* _Work to do_
Output every entry exactly as given.

* _Supplied records_

━━━━━━

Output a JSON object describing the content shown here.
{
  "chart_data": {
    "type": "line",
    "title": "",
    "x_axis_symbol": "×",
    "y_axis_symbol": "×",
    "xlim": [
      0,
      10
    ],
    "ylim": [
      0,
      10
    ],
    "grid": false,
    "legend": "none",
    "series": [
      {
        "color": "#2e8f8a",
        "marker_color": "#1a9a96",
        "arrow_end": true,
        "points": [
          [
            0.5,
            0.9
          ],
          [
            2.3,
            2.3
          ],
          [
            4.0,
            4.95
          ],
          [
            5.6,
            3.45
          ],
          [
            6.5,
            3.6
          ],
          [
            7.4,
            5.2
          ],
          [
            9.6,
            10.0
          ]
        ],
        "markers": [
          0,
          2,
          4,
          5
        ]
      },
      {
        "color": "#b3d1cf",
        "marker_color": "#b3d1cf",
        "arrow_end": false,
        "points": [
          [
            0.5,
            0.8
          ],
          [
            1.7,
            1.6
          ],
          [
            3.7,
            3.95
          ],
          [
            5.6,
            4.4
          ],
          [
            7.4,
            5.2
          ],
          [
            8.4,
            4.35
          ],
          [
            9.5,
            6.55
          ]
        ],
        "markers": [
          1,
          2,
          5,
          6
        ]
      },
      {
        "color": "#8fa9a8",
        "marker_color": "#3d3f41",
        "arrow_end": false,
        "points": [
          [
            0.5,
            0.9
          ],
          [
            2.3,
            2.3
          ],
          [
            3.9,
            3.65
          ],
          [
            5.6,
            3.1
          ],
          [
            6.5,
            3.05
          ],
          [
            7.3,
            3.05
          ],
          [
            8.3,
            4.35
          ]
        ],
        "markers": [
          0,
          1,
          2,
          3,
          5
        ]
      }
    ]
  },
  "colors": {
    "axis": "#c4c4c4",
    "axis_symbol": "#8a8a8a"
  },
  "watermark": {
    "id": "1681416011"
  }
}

━━━━━━

* _In response_
Output a JSON object describing the content shown here.
{
  "chart_data": {
    "type": "line",
    "title": "",
    "x_axis_symbol": "×",
    "y_axis_symbol": "×",
    "xlim": [
      0,
      10
    ],
    "ylim": [
      0,
      10
    ],
    "grid": false,
    "legend": "none",
    "series": [
      {
        "color": "#2e8f8a",
        "marker_color": "#1a9a96",
        "arrow_end": true,
        "points": [
          [
            0.5,
            0.9
          ],
          [
            2.3,
            2.3
          ],
          [
            4.0,
            4.95
          ],
          [
            5.6,
            3.45
          ],
          [
            6.5,
            3.6
          ],
          [
            7.4,
            5.2
          ],
          [
            9.6,
            10.0
          ]
        ],
        "markers": [
          0,
          2,
          4,
          5
        ]
      },
      {
        "color": "#b3d1cf",
        "marker_color": "#b3d1cf",
        "arrow_end": false,
        "points": [
          [
            0.5,
            0.8
          ],
          [
            1.7,
            1.6
          ],
          [
            3.7,
            3.95
          ],
          [
            5.6,
            4.4
          ],
          [
            7.4,
            5.2
          ],
          [
            8.4,
            4.35
          ],
          [
            9.5,
            6.55
          ]
        ],
        "markers": [
          1,
          2,
          5,
          6
        ]
      },
      {
        "color": "#8fa9a8",
        "marker_color": "#3d3f41",
        "arrow_end": false,
        "points": [
          [
            0.5,
            0.9
          ],
          [
            2.3,
            2.3
          ],
          [
            3.9,
            3.65
          ],
          [
            5.6,
            3.1
          ],
          [
            6.5,
            3.05
          ],
          [
            7.3,
            3.05
          ],
          [
            8.3,
            4.35
          ]
        ],
        "markers": [
          0,
          1,
          2,
          3,
          5
        ]
      }
    ]
  },
  "colors": {
    "axis": "#c4c4c4",
    "axis_symbol": "#8a8a8a"
  },
  "watermark": {
    "id": "1681416011"
  }
}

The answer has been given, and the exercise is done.